───── Dataset rows ─────

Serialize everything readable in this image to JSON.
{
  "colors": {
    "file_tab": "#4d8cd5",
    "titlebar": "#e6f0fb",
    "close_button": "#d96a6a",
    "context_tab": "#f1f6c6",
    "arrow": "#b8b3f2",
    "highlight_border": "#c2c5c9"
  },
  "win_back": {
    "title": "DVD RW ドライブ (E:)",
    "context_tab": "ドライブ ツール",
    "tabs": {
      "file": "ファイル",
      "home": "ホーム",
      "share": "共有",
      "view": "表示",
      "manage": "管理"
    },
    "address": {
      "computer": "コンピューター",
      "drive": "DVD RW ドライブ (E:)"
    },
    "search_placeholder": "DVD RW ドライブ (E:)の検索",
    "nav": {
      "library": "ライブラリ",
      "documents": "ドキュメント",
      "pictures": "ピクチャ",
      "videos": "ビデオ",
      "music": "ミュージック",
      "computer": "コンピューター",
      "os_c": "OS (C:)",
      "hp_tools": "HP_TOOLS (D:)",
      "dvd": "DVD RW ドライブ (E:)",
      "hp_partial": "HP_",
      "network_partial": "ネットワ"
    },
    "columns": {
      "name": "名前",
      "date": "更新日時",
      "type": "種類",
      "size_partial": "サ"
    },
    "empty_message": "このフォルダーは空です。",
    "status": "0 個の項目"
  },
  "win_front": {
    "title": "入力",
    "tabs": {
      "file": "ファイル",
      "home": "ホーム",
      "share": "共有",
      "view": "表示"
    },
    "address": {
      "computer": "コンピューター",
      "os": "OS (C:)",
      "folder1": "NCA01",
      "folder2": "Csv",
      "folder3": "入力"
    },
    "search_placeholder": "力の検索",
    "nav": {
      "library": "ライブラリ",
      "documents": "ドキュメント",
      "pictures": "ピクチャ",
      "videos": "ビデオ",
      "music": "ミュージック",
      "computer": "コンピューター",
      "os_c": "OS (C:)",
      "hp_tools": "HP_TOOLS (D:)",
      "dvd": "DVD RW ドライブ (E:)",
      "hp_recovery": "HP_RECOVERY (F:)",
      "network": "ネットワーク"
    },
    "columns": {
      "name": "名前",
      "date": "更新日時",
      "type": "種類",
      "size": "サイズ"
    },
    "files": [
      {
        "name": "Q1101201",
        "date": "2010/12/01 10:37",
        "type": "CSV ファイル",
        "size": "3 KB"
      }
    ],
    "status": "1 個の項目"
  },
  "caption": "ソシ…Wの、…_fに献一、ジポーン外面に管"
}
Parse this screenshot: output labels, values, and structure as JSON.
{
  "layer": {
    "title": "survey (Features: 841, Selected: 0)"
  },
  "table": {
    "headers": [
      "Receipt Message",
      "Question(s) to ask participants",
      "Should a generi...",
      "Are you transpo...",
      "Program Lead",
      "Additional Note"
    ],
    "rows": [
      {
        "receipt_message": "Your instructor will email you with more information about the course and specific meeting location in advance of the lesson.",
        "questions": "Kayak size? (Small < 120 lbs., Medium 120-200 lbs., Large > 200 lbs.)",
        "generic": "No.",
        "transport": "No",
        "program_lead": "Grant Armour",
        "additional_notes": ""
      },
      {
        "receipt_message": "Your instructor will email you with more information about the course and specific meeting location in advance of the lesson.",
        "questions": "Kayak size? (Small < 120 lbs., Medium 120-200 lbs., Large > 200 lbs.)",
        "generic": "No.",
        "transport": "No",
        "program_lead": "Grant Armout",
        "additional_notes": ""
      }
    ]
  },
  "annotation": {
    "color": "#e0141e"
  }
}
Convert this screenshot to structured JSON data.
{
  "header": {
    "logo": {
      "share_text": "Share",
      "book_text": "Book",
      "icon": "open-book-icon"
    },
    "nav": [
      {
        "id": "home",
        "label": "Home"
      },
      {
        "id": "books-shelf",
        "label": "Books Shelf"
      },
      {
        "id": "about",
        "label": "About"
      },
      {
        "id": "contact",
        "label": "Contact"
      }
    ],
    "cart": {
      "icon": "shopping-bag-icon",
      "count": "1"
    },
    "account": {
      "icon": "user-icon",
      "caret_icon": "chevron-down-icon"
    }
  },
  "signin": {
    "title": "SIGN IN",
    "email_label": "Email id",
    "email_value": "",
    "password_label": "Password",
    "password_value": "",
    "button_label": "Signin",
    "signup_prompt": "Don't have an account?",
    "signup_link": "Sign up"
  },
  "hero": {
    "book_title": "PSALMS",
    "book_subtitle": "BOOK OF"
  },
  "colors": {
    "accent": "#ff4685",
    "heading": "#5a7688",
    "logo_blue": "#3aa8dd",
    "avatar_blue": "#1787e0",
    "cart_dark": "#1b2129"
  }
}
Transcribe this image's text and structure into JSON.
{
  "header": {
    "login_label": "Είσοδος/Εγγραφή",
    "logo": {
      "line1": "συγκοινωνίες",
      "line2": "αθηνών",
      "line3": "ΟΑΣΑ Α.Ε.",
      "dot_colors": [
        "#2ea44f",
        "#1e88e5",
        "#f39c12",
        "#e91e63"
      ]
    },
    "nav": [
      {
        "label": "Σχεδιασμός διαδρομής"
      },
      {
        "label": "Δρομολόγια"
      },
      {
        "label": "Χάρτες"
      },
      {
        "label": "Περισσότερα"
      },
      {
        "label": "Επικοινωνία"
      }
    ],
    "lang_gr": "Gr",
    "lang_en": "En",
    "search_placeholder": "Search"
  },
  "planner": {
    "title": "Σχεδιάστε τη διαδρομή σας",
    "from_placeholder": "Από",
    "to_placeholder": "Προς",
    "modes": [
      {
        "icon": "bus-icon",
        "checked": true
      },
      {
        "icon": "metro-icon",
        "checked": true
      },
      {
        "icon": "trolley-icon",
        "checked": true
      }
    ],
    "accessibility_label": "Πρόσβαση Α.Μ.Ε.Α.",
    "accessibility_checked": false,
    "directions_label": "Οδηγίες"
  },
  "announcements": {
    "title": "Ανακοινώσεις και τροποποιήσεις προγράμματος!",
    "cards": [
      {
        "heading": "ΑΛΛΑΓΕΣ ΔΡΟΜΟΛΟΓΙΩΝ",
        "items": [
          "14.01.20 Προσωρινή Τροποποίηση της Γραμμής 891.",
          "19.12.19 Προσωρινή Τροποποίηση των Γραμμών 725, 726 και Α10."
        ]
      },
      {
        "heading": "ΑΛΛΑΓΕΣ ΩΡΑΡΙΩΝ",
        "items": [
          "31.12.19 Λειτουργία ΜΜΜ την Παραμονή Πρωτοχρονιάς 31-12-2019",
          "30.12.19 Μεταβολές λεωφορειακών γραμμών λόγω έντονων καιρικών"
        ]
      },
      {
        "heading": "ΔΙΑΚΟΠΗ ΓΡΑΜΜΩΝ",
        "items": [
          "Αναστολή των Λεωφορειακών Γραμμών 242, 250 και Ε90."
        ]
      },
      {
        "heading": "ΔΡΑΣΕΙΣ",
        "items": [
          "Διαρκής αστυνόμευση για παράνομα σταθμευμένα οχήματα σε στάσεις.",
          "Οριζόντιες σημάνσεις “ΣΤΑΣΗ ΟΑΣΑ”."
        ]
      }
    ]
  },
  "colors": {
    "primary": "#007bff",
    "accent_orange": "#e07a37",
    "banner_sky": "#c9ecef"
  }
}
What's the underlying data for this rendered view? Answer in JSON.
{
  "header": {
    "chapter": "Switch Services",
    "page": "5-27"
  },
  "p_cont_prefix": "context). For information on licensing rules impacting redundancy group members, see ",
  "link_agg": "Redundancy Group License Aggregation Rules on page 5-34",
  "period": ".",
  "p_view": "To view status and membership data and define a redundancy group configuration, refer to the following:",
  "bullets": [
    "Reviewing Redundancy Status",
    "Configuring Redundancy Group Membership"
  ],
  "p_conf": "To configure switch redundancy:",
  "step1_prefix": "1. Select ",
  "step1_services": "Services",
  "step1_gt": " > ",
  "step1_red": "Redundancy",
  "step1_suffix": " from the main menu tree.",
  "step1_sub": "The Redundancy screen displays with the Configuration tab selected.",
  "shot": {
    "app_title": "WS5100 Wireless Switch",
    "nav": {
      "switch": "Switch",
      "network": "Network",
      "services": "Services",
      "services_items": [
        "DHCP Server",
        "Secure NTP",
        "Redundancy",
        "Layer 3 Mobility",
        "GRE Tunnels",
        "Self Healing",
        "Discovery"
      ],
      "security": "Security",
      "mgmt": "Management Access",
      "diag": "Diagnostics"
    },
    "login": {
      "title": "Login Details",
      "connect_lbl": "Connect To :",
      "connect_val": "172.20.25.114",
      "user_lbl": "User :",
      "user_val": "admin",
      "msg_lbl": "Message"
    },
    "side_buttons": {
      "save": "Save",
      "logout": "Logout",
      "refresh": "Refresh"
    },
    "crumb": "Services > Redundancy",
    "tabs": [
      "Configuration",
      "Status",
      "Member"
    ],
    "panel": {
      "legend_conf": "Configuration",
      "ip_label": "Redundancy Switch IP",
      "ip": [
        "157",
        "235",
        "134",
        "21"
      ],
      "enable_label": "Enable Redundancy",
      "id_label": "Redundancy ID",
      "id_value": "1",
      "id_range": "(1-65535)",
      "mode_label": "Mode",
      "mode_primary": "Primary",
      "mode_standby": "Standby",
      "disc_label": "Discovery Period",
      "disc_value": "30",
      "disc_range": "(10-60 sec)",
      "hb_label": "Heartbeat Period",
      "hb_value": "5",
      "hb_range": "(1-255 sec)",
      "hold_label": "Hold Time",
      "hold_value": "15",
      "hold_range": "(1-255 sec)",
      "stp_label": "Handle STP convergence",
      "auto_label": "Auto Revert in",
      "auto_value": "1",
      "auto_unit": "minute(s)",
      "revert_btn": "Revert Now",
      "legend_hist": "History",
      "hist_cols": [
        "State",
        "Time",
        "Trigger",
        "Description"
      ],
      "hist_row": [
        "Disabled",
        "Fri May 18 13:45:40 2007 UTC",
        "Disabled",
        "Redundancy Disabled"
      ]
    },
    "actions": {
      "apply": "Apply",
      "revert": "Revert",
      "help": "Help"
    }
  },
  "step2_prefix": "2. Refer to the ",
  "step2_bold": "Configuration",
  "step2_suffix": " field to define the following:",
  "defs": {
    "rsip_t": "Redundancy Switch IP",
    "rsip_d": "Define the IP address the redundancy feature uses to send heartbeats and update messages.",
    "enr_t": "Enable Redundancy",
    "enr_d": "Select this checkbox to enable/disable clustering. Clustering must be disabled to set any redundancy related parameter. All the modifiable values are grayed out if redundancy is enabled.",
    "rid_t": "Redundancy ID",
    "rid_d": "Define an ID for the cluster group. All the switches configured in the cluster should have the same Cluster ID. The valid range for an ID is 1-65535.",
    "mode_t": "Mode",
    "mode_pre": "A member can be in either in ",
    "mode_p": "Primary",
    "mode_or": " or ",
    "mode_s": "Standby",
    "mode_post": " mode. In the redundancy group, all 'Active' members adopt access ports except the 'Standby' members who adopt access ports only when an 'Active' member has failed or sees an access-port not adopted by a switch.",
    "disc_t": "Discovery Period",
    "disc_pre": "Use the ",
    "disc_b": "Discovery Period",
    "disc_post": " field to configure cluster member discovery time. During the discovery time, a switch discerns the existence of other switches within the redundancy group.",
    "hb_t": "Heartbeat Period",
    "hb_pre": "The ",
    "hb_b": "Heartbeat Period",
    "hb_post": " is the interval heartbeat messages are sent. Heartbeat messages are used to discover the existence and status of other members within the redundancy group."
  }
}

─────

* Short problem
Count the lines that hold the string "image", and reply with that number alone.

* Reply to the exercise
2